- **WORK REQUIRED**
Find each line holding "name" and copy it out.

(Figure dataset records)
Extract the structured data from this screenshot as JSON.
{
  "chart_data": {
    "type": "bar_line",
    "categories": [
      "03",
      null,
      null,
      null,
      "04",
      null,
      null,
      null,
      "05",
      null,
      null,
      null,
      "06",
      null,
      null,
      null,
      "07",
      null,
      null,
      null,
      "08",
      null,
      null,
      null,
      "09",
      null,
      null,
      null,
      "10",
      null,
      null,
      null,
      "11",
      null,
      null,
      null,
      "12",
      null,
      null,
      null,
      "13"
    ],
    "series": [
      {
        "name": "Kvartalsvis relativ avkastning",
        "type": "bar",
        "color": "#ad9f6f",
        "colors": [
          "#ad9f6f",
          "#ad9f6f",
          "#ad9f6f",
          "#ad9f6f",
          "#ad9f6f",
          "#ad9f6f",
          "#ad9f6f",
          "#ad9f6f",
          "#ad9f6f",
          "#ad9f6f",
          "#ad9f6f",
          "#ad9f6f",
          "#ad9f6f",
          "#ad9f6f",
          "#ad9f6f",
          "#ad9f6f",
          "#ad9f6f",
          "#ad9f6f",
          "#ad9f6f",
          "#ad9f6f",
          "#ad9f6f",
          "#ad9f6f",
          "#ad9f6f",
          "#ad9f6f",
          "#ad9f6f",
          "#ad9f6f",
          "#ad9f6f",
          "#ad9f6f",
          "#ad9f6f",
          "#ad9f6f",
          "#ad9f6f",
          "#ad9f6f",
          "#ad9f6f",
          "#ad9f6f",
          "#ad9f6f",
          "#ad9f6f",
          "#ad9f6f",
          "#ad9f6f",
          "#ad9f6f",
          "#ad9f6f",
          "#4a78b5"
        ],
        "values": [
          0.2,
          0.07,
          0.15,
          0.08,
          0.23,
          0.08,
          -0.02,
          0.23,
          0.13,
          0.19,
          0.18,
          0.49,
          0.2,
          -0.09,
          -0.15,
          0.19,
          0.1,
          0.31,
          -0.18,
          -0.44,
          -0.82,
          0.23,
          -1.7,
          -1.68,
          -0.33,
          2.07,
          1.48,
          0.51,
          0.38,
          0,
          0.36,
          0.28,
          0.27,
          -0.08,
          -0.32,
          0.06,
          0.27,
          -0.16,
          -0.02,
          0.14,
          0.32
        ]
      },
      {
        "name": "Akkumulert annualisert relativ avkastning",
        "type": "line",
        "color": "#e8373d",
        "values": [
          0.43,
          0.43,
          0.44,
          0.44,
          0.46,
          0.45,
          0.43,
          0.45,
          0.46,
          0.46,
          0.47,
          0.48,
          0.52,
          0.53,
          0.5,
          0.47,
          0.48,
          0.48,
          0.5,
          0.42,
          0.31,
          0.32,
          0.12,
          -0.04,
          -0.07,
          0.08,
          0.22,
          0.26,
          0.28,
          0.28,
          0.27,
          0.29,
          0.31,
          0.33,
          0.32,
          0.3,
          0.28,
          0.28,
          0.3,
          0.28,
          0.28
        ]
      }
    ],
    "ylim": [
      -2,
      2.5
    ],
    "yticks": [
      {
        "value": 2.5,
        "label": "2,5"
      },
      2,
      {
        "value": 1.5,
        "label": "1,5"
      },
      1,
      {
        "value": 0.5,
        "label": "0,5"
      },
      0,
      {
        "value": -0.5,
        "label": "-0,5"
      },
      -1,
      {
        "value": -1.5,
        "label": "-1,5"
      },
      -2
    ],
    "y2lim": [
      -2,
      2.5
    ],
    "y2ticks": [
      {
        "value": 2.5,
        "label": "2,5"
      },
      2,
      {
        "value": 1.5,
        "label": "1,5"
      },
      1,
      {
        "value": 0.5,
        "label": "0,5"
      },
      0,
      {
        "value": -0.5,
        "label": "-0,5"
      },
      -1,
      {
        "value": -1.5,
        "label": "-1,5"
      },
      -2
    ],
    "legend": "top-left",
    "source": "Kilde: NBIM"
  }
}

- **EXERCISE SOLUTION**
        "name": "Kvartalsvis relativ avkastning",
        "name": "Akkumulert annualisert relativ avkastning",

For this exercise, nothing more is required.